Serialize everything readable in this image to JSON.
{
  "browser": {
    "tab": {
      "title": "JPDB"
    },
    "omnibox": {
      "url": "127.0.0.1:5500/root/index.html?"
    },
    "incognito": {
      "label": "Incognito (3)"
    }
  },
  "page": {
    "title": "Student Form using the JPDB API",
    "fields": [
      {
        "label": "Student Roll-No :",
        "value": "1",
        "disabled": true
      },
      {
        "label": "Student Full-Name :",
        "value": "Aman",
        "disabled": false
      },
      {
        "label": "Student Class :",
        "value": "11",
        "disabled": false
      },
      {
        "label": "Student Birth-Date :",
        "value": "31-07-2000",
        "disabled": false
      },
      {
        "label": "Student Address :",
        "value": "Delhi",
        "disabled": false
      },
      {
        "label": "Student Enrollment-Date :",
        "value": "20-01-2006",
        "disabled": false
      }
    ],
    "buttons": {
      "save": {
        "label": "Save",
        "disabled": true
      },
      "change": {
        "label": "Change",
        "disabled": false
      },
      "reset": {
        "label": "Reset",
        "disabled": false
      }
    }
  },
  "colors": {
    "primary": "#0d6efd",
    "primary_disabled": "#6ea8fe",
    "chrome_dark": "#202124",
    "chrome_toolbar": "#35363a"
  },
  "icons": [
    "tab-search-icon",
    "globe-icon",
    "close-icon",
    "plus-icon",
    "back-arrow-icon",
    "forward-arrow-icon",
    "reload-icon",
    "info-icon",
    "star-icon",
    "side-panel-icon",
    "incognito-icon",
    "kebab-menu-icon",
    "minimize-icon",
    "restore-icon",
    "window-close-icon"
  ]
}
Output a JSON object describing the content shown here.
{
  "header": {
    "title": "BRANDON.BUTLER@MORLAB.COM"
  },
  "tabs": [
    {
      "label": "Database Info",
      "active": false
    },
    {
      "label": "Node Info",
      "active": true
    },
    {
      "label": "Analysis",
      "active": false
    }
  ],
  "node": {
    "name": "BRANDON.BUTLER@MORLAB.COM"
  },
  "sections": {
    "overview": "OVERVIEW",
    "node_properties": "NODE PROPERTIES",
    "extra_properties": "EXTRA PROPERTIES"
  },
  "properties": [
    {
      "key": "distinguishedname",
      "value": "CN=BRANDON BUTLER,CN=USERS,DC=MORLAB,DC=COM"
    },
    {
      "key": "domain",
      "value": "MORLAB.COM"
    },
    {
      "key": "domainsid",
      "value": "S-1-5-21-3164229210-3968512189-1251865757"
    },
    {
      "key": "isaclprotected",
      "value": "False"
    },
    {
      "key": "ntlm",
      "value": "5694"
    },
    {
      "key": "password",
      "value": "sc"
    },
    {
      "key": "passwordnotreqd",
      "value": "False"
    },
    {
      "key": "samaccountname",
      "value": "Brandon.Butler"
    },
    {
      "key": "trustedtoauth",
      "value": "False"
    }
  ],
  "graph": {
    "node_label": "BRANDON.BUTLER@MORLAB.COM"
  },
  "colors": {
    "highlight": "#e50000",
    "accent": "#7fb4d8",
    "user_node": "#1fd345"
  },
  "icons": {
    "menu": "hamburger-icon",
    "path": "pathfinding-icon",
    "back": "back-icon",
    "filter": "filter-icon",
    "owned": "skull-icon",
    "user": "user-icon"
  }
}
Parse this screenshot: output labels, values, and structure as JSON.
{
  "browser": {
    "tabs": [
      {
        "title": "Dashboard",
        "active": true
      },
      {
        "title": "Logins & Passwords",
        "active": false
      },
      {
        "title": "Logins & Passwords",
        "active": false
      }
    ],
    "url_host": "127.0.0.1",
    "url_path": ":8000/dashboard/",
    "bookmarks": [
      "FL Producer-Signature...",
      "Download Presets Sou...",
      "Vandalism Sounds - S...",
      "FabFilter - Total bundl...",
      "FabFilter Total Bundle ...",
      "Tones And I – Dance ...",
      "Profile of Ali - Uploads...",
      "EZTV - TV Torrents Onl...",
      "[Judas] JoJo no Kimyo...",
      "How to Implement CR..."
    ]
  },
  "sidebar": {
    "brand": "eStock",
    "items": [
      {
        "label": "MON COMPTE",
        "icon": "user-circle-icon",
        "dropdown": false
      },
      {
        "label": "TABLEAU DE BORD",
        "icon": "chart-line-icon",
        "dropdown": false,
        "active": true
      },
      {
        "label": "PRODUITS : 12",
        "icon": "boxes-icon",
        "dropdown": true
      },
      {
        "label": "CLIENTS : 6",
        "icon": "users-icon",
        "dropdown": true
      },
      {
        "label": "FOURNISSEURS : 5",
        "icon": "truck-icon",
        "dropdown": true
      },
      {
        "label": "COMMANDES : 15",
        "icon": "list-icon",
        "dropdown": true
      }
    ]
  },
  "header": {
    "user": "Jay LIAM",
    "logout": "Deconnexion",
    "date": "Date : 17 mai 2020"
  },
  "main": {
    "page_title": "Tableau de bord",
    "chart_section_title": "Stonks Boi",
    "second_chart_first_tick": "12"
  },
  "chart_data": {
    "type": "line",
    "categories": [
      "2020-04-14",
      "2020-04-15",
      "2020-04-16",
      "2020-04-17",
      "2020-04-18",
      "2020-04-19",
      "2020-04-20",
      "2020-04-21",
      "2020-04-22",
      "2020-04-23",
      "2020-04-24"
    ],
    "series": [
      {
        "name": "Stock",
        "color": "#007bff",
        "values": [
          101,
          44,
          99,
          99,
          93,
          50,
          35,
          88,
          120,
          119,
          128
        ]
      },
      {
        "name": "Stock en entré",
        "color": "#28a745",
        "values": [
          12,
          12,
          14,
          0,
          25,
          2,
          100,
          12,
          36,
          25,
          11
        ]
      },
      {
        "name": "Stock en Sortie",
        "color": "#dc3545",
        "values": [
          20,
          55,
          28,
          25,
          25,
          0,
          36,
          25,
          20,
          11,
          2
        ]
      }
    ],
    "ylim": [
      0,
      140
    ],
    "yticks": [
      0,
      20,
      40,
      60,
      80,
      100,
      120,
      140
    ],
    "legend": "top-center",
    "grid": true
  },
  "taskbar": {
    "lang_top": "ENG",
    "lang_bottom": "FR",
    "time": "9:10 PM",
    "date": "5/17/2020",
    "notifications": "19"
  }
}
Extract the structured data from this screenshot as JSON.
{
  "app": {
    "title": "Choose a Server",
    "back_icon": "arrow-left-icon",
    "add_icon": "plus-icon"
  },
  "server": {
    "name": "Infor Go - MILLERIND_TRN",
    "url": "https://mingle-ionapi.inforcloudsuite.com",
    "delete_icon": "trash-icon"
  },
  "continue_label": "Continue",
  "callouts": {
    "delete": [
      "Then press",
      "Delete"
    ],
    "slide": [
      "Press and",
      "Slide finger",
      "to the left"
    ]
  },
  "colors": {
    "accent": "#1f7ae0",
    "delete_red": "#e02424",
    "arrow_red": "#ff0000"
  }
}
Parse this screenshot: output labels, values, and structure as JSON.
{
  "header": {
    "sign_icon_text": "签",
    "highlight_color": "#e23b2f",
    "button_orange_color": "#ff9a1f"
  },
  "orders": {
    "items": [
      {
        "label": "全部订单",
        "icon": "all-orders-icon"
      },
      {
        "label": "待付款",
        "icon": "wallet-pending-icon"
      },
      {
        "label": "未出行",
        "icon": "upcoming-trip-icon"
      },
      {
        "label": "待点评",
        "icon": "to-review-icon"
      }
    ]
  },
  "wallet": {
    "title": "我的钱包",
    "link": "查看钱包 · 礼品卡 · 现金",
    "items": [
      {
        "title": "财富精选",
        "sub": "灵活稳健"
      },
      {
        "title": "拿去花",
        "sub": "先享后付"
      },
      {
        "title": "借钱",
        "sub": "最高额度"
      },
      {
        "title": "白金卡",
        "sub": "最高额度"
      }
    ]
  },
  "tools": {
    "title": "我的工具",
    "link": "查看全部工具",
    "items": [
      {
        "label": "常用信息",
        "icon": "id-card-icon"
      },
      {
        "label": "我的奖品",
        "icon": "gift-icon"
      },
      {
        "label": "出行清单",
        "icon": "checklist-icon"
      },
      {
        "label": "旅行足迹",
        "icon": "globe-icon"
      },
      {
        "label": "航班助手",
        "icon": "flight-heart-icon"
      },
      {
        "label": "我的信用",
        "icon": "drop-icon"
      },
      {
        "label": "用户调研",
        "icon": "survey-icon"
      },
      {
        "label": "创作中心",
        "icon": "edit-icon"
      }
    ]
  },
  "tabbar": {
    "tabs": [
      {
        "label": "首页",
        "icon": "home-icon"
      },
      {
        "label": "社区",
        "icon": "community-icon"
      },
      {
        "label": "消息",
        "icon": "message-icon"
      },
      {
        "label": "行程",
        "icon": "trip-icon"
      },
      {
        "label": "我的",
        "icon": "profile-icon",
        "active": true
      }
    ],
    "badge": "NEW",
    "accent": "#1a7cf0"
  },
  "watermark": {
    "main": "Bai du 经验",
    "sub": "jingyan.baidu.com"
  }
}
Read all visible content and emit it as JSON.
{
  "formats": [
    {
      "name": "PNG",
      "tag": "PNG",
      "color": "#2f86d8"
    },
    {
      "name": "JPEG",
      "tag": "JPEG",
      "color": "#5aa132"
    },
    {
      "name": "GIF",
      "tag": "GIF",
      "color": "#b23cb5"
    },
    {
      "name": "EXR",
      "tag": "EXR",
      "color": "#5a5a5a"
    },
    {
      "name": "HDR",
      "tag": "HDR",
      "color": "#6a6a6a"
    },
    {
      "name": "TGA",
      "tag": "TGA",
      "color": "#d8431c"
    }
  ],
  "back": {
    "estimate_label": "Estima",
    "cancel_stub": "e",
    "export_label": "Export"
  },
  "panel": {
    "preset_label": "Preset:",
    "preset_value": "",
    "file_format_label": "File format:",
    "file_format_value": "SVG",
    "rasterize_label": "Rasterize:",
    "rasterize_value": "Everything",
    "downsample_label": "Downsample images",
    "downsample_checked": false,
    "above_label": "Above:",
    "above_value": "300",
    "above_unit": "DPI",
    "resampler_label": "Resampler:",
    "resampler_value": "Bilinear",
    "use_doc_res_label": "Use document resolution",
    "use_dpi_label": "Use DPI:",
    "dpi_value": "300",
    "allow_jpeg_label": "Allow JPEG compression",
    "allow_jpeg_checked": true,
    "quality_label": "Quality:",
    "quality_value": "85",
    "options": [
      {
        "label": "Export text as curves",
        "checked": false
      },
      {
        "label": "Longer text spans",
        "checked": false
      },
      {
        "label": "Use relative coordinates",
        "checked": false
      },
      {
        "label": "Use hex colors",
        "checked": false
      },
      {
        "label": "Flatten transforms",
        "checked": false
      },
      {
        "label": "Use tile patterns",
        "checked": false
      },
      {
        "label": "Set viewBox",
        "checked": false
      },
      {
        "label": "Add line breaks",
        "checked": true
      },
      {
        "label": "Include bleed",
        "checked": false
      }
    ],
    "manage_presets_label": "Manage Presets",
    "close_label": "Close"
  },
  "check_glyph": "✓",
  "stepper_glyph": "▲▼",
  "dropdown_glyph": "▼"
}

┄┄┄┄┄┄┄┄┄┄┄┄┄┄┄┄┄┄┄┄

### WHAT TO DO
Copy out every line of the listing that includes the string "JSON".

### TASK RESULT
Serialize everything readable in this image to JSON.
Output a JSON object describing the content shown here.
Parse this screenshot: output labels, values, and structure as JSON.
Extract the structured data from this screenshot as JSON.
Parse this screenshot: output labels, values, and structure as JSON.
Read all visible content and emit it as JSON.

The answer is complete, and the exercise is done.